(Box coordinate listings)
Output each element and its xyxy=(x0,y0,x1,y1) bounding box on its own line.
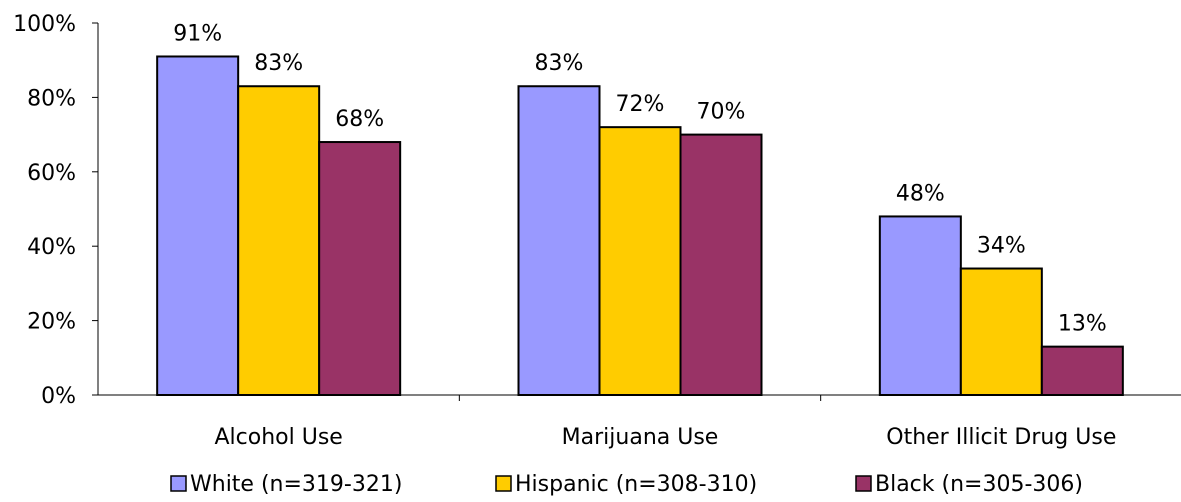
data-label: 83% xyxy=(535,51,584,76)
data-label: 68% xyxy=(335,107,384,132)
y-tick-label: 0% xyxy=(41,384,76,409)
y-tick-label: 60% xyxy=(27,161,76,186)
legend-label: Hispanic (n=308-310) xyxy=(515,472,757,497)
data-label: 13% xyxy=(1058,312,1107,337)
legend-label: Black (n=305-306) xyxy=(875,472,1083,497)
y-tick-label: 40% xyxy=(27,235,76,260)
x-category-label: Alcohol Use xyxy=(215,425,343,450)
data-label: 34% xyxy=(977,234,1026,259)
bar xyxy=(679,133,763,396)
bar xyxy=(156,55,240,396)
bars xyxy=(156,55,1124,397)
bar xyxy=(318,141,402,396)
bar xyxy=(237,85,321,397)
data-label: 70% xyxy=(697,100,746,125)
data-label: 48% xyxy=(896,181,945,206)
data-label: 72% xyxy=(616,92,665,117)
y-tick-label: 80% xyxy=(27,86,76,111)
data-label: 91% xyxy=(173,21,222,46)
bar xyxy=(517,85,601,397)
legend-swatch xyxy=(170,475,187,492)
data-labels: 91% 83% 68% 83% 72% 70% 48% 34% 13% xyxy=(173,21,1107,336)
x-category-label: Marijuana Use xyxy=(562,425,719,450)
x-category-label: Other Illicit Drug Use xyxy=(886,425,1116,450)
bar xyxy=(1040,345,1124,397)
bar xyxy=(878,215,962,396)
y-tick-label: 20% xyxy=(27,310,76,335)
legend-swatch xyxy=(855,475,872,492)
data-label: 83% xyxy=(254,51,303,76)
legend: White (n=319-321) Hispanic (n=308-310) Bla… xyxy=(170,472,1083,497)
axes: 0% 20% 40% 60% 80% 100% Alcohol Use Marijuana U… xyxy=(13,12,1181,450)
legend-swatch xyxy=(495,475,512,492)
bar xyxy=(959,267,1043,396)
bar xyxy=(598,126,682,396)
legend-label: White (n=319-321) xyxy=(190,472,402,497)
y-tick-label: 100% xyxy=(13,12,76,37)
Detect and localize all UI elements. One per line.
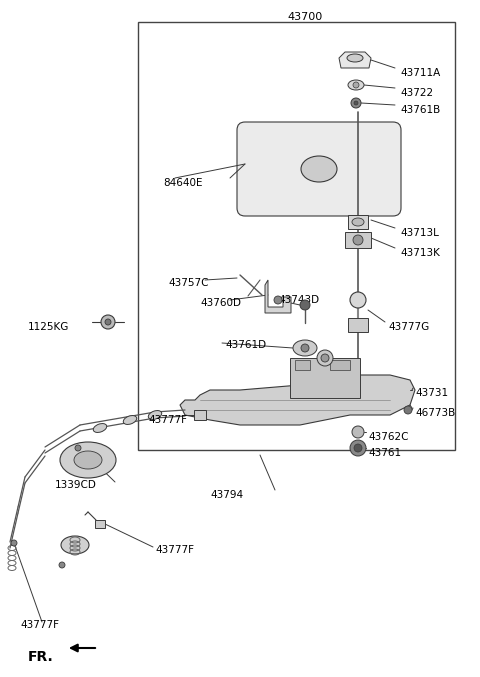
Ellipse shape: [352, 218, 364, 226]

▶ _YOUR INSTRUCTIONS_
Copy out all of the lines above word for word, leaving out the pictures.

▶ _SOLVED PROBLEM_
Output each element and its xyxy=(x0,y0,x1,y1) bounding box on its own line.
data-label: 83% xyxy=(535,51,584,76)
data-label: 68% xyxy=(335,107,384,132)
y-tick-label: 0% xyxy=(41,384,76,409)
y-tick-label: 60% xyxy=(27,161,76,186)
legend-label: Hispanic (n=308-310) xyxy=(515,472,757,497)
data-label: 13% xyxy=(1058,312,1107,337)
legend-label: Black (n=305-306) xyxy=(875,472,1083,497)
y-tick-label: 40% xyxy=(27,235,76,260)
x-category-label: Alcohol Use xyxy=(215,425,343,450)
data-label: 34% xyxy=(977,234,1026,259)
bar xyxy=(679,133,763,396)
bar xyxy=(156,55,240,396)
bars xyxy=(156,55,1124,397)
bar xyxy=(318,141,402,396)
bar xyxy=(237,85,321,397)
data-label: 70% xyxy=(697,100,746,125)
data-label: 48% xyxy=(896,181,945,206)
data-label: 72% xyxy=(616,92,665,117)
y-tick-label: 80% xyxy=(27,86,76,111)
data-label: 91% xyxy=(173,21,222,46)
bar xyxy=(517,85,601,397)
legend-swatch xyxy=(170,475,187,492)
data-labels: 91% 83% 68% 83% 72% 70% 48% 34% 13% xyxy=(173,21,1107,336)
x-category-label: Marijuana Use xyxy=(562,425,719,450)
x-category-label: Other Illicit Drug Use xyxy=(886,425,1116,450)
bar xyxy=(1040,345,1124,397)
bar xyxy=(878,215,962,396)
y-tick-label: 20% xyxy=(27,310,76,335)
legend-swatch xyxy=(855,475,872,492)
data-label: 83% xyxy=(254,51,303,76)
legend: White (n=319-321) Hispanic (n=308-310) Bla… xyxy=(170,472,1083,497)
axes: 0% 20% 40% 60% 80% 100% Alcohol Use Marijuana U… xyxy=(13,12,1181,450)
legend-swatch xyxy=(495,475,512,492)
bar xyxy=(959,267,1043,396)
bar xyxy=(598,126,682,396)
legend-label: White (n=319-321) xyxy=(190,472,402,497)
y-tick-label: 100% xyxy=(13,12,76,37)
Detect and localize all UI elements. One per line.
Ellipse shape: [352, 218, 364, 226]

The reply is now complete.